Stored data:

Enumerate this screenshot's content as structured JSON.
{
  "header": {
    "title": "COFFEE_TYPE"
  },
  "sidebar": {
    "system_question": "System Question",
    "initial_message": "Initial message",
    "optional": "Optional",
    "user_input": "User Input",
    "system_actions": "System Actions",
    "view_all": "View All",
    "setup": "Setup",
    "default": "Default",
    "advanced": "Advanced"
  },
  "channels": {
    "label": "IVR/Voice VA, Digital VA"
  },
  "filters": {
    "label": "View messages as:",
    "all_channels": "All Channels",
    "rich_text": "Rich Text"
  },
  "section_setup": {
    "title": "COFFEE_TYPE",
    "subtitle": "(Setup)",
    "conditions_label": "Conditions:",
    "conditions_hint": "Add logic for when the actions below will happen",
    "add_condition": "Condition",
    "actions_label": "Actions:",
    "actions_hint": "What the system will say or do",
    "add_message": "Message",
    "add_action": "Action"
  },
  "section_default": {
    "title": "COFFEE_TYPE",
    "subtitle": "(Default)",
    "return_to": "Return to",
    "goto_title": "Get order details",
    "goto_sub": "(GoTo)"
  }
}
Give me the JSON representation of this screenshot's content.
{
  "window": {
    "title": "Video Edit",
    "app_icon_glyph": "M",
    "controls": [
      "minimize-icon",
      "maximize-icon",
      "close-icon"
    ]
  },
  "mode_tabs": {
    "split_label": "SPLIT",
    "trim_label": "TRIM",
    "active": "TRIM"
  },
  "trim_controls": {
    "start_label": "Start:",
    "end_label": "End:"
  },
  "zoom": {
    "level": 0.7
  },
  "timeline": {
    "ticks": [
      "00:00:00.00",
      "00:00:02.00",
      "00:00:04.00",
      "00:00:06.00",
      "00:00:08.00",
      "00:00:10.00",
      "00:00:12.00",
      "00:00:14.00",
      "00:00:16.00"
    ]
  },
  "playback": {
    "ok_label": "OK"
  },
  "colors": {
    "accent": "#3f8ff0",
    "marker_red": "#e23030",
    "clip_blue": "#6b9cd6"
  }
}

### Exercise goal
The records above should be duplicated in full, exactly as given.

### Written answer
Enumerate this screenshot's content as structured JSON.
{
  "header": {
    "title": "COFFEE_TYPE"
  },
  "sidebar": {
    "system_question": "System Question",
    "initial_message": "Initial message",
    "optional": "Optional",
    "user_input": "User Input",
    "system_actions": "System Actions",
    "view_all": "View All",
    "setup": "Setup",
    "default": "Default",
    "advanced": "Advanced"
  },
  "channels": {
    "label": "IVR/Voice VA, Digital VA"
  },
  "filters": {
    "label": "View messages as:",
    "all_channels": "All Channels",
    "rich_text": "Rich Text"
  },
  "section_setup": {
    "title": "COFFEE_TYPE",
    "subtitle": "(Setup)",
    "conditions_label": "Conditions:",
    "conditions_hint": "Add logic for when the actions below will happen",
    "add_condition": "Condition",
    "actions_label": "Actions:",
    "actions_hint": "What the system will say or do",
    "add_message": "Message",
    "add_action": "Action"
  },
  "section_default": {
    "title": "COFFEE_TYPE",
    "subtitle": "(Default)",
    "return_to": "Return to",
    "goto_title": "Get order details",
    "goto_sub": "(GoTo)"
  }
}
Give me the JSON representation of this screenshot's content.
{
  "window": {
    "title": "Video Edit",
    "app_icon_glyph": "M",
    "controls": [
      "minimize-icon",
      "maximize-icon",
      "close-icon"
    ]
  },
  "mode_tabs": {
    "split_label": "SPLIT",
    "trim_label": "TRIM",
    "active": "TRIM"
  },
  "trim_controls": {
    "start_label": "Start:",
    "end_label": "End:"
  },
  "zoom": {
    "level": 0.7
  },
  "timeline": {
    "ticks": [
      "00:00:00.00",
      "00:00:02.00",
      "00:00:04.00",
      "00:00:06.00",
      "00:00:08.00",
      "00:00:10.00",
      "00:00:12.00",
      "00:00:14.00",
      "00:00:16.00"
    ]
  },
  "playback": {
    "ok_label": "OK"
  },
  "colors": {
    "accent": "#3f8ff0",
    "marker_red": "#e23030",
    "clip_blue": "#6b9cd6"
  }
}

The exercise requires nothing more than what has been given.